Collection entries
▽

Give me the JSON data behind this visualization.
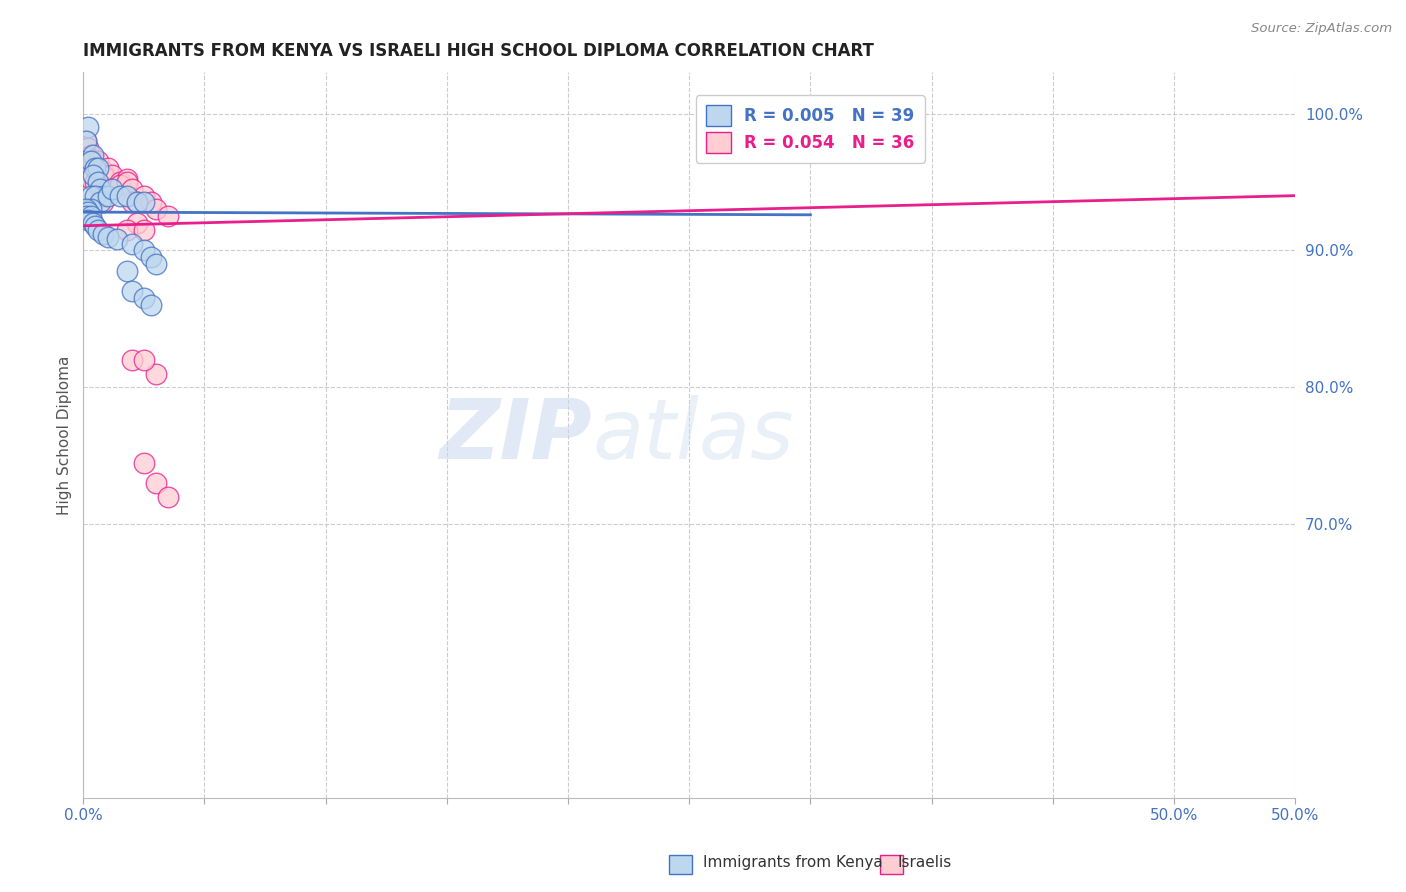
{
  "title": "IMMIGRANTS FROM KENYA VS ISRAELI HIGH SCHOOL DIPLOMA CORRELATION CHART",
  "source": "Source: ZipAtlas.com",
  "ylabel": "High School Diploma",
  "xlim": [
    0.0,
    0.5
  ],
  "ylim": [
    0.5,
    1.03
  ],
  "xtick_positions": [
    0.0,
    0.05,
    0.1,
    0.15,
    0.2,
    0.25,
    0.3,
    0.35,
    0.4,
    0.45,
    0.5
  ],
  "xtick_labels_show": {
    "0.0": "0.0%",
    "0.5": "50.0%"
  },
  "ytick_labels_right": [
    "100.0%",
    "90.0%",
    "80.0%",
    "70.0%"
  ],
  "ytick_positions_right": [
    1.0,
    0.9,
    0.8,
    0.7
  ],
  "legend_R1": "R = 0.005",
  "legend_N1": "N = 39",
  "legend_R2": "R = 0.054",
  "legend_N2": "N = 36",
  "watermark_zip": "ZIP",
  "watermark_atlas": "atlas",
  "background_color": "#ffffff",
  "grid_color": "#cccccc",
  "title_color": "#222222",
  "axis_label_color": "#555555",
  "right_tick_color": "#4472C4",
  "blue_scatter_color": "#BDD7EE",
  "pink_scatter_color": "#FFCDD2",
  "blue_edge_color": "#4472C4",
  "pink_edge_color": "#E91E8C",
  "blue_line_color": "#4472C4",
  "pink_line_color": "#E91E8C",
  "blue_scatter_x": [
    0.002,
    0.001,
    0.004,
    0.003,
    0.005,
    0.006,
    0.004,
    0.006,
    0.007,
    0.008,
    0.003,
    0.005,
    0.007,
    0.01,
    0.012,
    0.015,
    0.018,
    0.022,
    0.025,
    0.003,
    0.001,
    0.002,
    0.001,
    0.003,
    0.002,
    0.004,
    0.005,
    0.006,
    0.008,
    0.01,
    0.014,
    0.02,
    0.025,
    0.028,
    0.03,
    0.018,
    0.02,
    0.025,
    0.028
  ],
  "blue_scatter_y": [
    0.99,
    0.98,
    0.97,
    0.965,
    0.96,
    0.96,
    0.955,
    0.95,
    0.945,
    0.94,
    0.94,
    0.94,
    0.935,
    0.94,
    0.945,
    0.94,
    0.94,
    0.935,
    0.935,
    0.93,
    0.93,
    0.928,
    0.925,
    0.925,
    0.922,
    0.92,
    0.918,
    0.915,
    0.912,
    0.91,
    0.908,
    0.905,
    0.9,
    0.895,
    0.89,
    0.885,
    0.87,
    0.865,
    0.86
  ],
  "pink_scatter_x": [
    0.001,
    0.002,
    0.003,
    0.002,
    0.004,
    0.006,
    0.005,
    0.008,
    0.01,
    0.008,
    0.012,
    0.003,
    0.005,
    0.015,
    0.018,
    0.01,
    0.012,
    0.015,
    0.018,
    0.02,
    0.025,
    0.008,
    0.02,
    0.022,
    0.028,
    0.03,
    0.035,
    0.022,
    0.018,
    0.025,
    0.03,
    0.025,
    0.03,
    0.035,
    0.02,
    0.025
  ],
  "pink_scatter_y": [
    0.98,
    0.975,
    0.97,
    0.968,
    0.965,
    0.965,
    0.96,
    0.958,
    0.96,
    0.955,
    0.955,
    0.952,
    0.95,
    0.95,
    0.952,
    0.945,
    0.945,
    0.948,
    0.95,
    0.945,
    0.94,
    0.935,
    0.935,
    0.935,
    0.935,
    0.93,
    0.925,
    0.92,
    0.915,
    0.915,
    0.81,
    0.745,
    0.73,
    0.72,
    0.82,
    0.82
  ],
  "blue_trend_x": [
    0.0,
    0.3
  ],
  "blue_trend_y": [
    0.928,
    0.926
  ],
  "pink_trend_x": [
    0.0,
    0.5
  ],
  "pink_trend_y": [
    0.918,
    0.94
  ]
}
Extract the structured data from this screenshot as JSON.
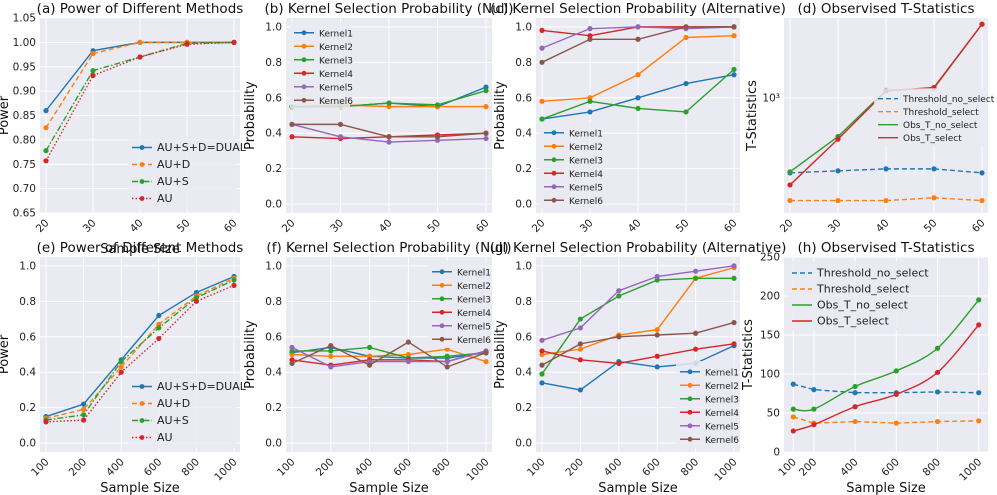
{
  "colors": {
    "blue": "#1f77b4",
    "orange": "#ff7f0e",
    "green": "#2ca02c",
    "red": "#d62728",
    "purple": "#9467bd",
    "brown": "#8c564b",
    "panel_bg": "#eaeaf2",
    "grid": "#ffffff"
  },
  "chart_data": [
    {
      "id": "a",
      "type": "line",
      "title": "(a) Power of Different Methods",
      "xlabel": "Sample Size",
      "ylabel": "Power",
      "categories": [
        "20",
        "30",
        "40",
        "50",
        "60"
      ],
      "ylim": [
        0.65,
        1.05
      ],
      "yticks": [
        "0.65",
        "0.70",
        "0.75",
        "0.80",
        "0.85",
        "0.90",
        "0.95",
        "1.00",
        "1.05"
      ],
      "legend_pos": "lower-right",
      "series": [
        {
          "name": "AU+S+D=DUAL",
          "color": "blue",
          "dash": "solid",
          "values": [
            0.86,
            0.983,
            1.0,
            1.0,
            1.0
          ]
        },
        {
          "name": "AU+D",
          "color": "orange",
          "dash": "dashed",
          "values": [
            0.825,
            0.977,
            1.0,
            1.0,
            1.0
          ]
        },
        {
          "name": "AU+S",
          "color": "green",
          "dash": "dashdot",
          "values": [
            0.778,
            0.942,
            0.97,
            0.998,
            1.0
          ]
        },
        {
          "name": "AU",
          "color": "red",
          "dash": "dotted",
          "values": [
            0.757,
            0.932,
            0.97,
            0.996,
            1.0
          ]
        }
      ]
    },
    {
      "id": "b",
      "type": "line",
      "title": "(b) Kernel Selection Probability (Null)",
      "xlabel": "",
      "ylabel": "Probability",
      "categories": [
        "20",
        "30",
        "40",
        "50",
        "60"
      ],
      "ylim": [
        -0.05,
        1.05
      ],
      "yticks": [
        "0.0",
        "0.2",
        "0.4",
        "0.6",
        "0.8",
        "1.0"
      ],
      "legend_pos": "upper-left",
      "series": [
        {
          "name": "Kernel1",
          "color": "blue",
          "values": [
            0.55,
            0.55,
            0.57,
            0.55,
            0.66
          ]
        },
        {
          "name": "Kernel2",
          "color": "orange",
          "values": [
            0.55,
            0.56,
            0.55,
            0.55,
            0.55
          ]
        },
        {
          "name": "Kernel3",
          "color": "green",
          "values": [
            0.55,
            0.55,
            0.57,
            0.56,
            0.64
          ]
        },
        {
          "name": "Kernel4",
          "color": "red",
          "values": [
            0.38,
            0.37,
            0.38,
            0.39,
            0.4
          ]
        },
        {
          "name": "Kernel5",
          "color": "purple",
          "values": [
            0.45,
            0.38,
            0.35,
            0.36,
            0.37
          ]
        },
        {
          "name": "Kernel6",
          "color": "brown",
          "values": [
            0.45,
            0.45,
            0.38,
            0.38,
            0.4
          ]
        }
      ]
    },
    {
      "id": "c",
      "type": "line",
      "title": "(c) Kernel Selection Probability (Alternative)",
      "xlabel": "",
      "ylabel": "Probability",
      "categories": [
        "20",
        "30",
        "40",
        "50",
        "60"
      ],
      "ylim": [
        -0.05,
        1.05
      ],
      "yticks": [
        "0.0",
        "0.2",
        "0.4",
        "0.6",
        "0.8",
        "1.0"
      ],
      "legend_pos": "lower-left",
      "series": [
        {
          "name": "Kernel1",
          "color": "blue",
          "values": [
            0.48,
            0.52,
            0.6,
            0.68,
            0.73
          ]
        },
        {
          "name": "Kernel2",
          "color": "orange",
          "values": [
            0.58,
            0.6,
            0.73,
            0.94,
            0.95
          ]
        },
        {
          "name": "Kernel3",
          "color": "green",
          "values": [
            0.48,
            0.58,
            0.54,
            0.52,
            0.76
          ]
        },
        {
          "name": "Kernel4",
          "color": "red",
          "values": [
            0.98,
            0.95,
            1.0,
            1.0,
            1.0
          ]
        },
        {
          "name": "Kernel5",
          "color": "purple",
          "values": [
            0.88,
            0.99,
            1.0,
            0.99,
            1.0
          ]
        },
        {
          "name": "Kernel6",
          "color": "brown",
          "values": [
            0.8,
            0.93,
            0.93,
            1.0,
            1.0
          ]
        }
      ]
    },
    {
      "id": "d",
      "type": "line",
      "title": "(d) Observised T-Statistics",
      "xlabel": "",
      "ylabel": "T-Statistics",
      "yscale": "log",
      "categories": [
        "20",
        "30",
        "40",
        "50",
        "60"
      ],
      "ylim": [
        240,
        2700
      ],
      "yticks_log": [
        {
          "label": "10³",
          "value": 1000
        }
      ],
      "legend_pos": "center-right",
      "series": [
        {
          "name": "Threshold_no_select",
          "color": "blue",
          "dash": "dashed",
          "values": [
            395,
            405,
            415,
            415,
            395
          ]
        },
        {
          "name": "Threshold_select",
          "color": "orange",
          "dash": "dashed",
          "values": [
            280,
            280,
            280,
            290,
            280
          ]
        },
        {
          "name": "Obs_T_no_select",
          "color": "green",
          "dash": "solid",
          "values": [
            400,
            620,
            1100,
            1130,
            2500
          ]
        },
        {
          "name": "Obs_T_select",
          "color": "red",
          "dash": "solid",
          "values": [
            340,
            600,
            1090,
            1140,
            2500
          ]
        }
      ]
    },
    {
      "id": "e",
      "type": "line",
      "title": "(e) Power of Different Methods",
      "xlabel": "Sample Size",
      "ylabel": "Power",
      "categories": [
        "100",
        "200",
        "400",
        "600",
        "800",
        "1000"
      ],
      "ylim": [
        -0.05,
        1.05
      ],
      "yticks": [
        "0.0",
        "0.2",
        "0.4",
        "0.6",
        "0.8",
        "1.0"
      ],
      "legend_pos": "lower-right",
      "series": [
        {
          "name": "AU+S+D=DUAL",
          "color": "blue",
          "dash": "solid",
          "values": [
            0.15,
            0.22,
            0.47,
            0.72,
            0.85,
            0.94
          ]
        },
        {
          "name": "AU+D",
          "color": "orange",
          "dash": "dashed",
          "values": [
            0.14,
            0.19,
            0.43,
            0.67,
            0.83,
            0.93
          ]
        },
        {
          "name": "AU+S",
          "color": "green",
          "dash": "dashdot",
          "values": [
            0.13,
            0.16,
            0.46,
            0.65,
            0.82,
            0.92
          ]
        },
        {
          "name": "AU",
          "color": "red",
          "dash": "dotted",
          "values": [
            0.12,
            0.13,
            0.4,
            0.59,
            0.8,
            0.89
          ]
        }
      ]
    },
    {
      "id": "f",
      "type": "line",
      "title": "(f) Kernel Selection Probability (Null)",
      "xlabel": "Sample Size",
      "ylabel": "Probability",
      "categories": [
        "100",
        "200",
        "400",
        "600",
        "800",
        "1000"
      ],
      "ylim": [
        -0.05,
        1.05
      ],
      "yticks": [
        "0.0",
        "0.2",
        "0.4",
        "0.6",
        "0.8",
        "1.0"
      ],
      "legend_pos": "upper-right",
      "series": [
        {
          "name": "Kernel1",
          "color": "blue",
          "values": [
            0.51,
            0.54,
            0.49,
            0.48,
            0.48,
            0.51
          ]
        },
        {
          "name": "Kernel2",
          "color": "orange",
          "values": [
            0.5,
            0.49,
            0.49,
            0.5,
            0.53,
            0.46
          ]
        },
        {
          "name": "Kernel3",
          "color": "green",
          "values": [
            0.52,
            0.52,
            0.54,
            0.48,
            0.49,
            0.51
          ]
        },
        {
          "name": "Kernel4",
          "color": "red",
          "values": [
            0.47,
            0.44,
            0.47,
            0.47,
            0.46,
            0.52
          ]
        },
        {
          "name": "Kernel5",
          "color": "purple",
          "values": [
            0.54,
            0.43,
            0.46,
            0.46,
            0.46,
            0.52
          ]
        },
        {
          "name": "Kernel6",
          "color": "brown",
          "values": [
            0.45,
            0.55,
            0.44,
            0.57,
            0.43,
            0.51
          ]
        }
      ]
    },
    {
      "id": "g",
      "type": "line",
      "title": "(g) Kernel Selection Probability (Alternative)",
      "xlabel": "Sample Size",
      "ylabel": "Probability",
      "categories": [
        "100",
        "200",
        "400",
        "600",
        "800",
        "1000"
      ],
      "ylim": [
        -0.05,
        1.05
      ],
      "yticks": [
        "0.0",
        "0.2",
        "0.4",
        "0.6",
        "0.8",
        "1.0"
      ],
      "legend_pos": "lower-right",
      "series": [
        {
          "name": "Kernel1",
          "color": "blue",
          "values": [
            0.34,
            0.3,
            0.46,
            0.43,
            0.45,
            0.55
          ]
        },
        {
          "name": "Kernel2",
          "color": "orange",
          "values": [
            0.5,
            0.53,
            0.61,
            0.64,
            0.93,
            0.99
          ]
        },
        {
          "name": "Kernel3",
          "color": "green",
          "values": [
            0.39,
            0.7,
            0.83,
            0.92,
            0.93,
            0.93
          ]
        },
        {
          "name": "Kernel4",
          "color": "red",
          "values": [
            0.52,
            0.47,
            0.45,
            0.49,
            0.53,
            0.56
          ]
        },
        {
          "name": "Kernel5",
          "color": "purple",
          "values": [
            0.58,
            0.65,
            0.86,
            0.94,
            0.97,
            1.0
          ]
        },
        {
          "name": "Kernel6",
          "color": "brown",
          "values": [
            0.44,
            0.56,
            0.6,
            0.61,
            0.62,
            0.68
          ]
        }
      ]
    },
    {
      "id": "h",
      "type": "line",
      "title": "(h) Observised T-Statistics",
      "xlabel": "Sample Size",
      "ylabel": "T-Statistics",
      "x": [
        100,
        200,
        400,
        600,
        800,
        1000
      ],
      "categories": [
        "100",
        "200",
        "400",
        "600",
        "800",
        "1000"
      ],
      "xlim": [
        55,
        1045
      ],
      "ylim": [
        0,
        250
      ],
      "yticks": [
        "0",
        "50",
        "100",
        "150",
        "200",
        "250"
      ],
      "legend_pos": "upper-left",
      "series": [
        {
          "name": "Threshold_no_select",
          "color": "blue",
          "dash": "dashed",
          "values": [
            87,
            80,
            76,
            76,
            77,
            76
          ]
        },
        {
          "name": "Threshold_select",
          "color": "orange",
          "dash": "dashed",
          "values": [
            45,
            37,
            39,
            37,
            39,
            40
          ]
        },
        {
          "name": "Obs_T_no_select",
          "color": "green",
          "dash": "solid",
          "values": [
            55,
            55,
            84,
            104,
            133,
            195
          ]
        },
        {
          "name": "Obs_T_select",
          "color": "red",
          "dash": "solid",
          "values": [
            27,
            35,
            58,
            74,
            102,
            163
          ]
        }
      ]
    }
  ]
}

△

WHAT THE EXERCISE ASKS: Above are the records. Identify each line that contains the word "ffffff".

ANSWER TO THE PROBLEM:
  "background_color": "#ffffff",
    "grid": "#ffffff"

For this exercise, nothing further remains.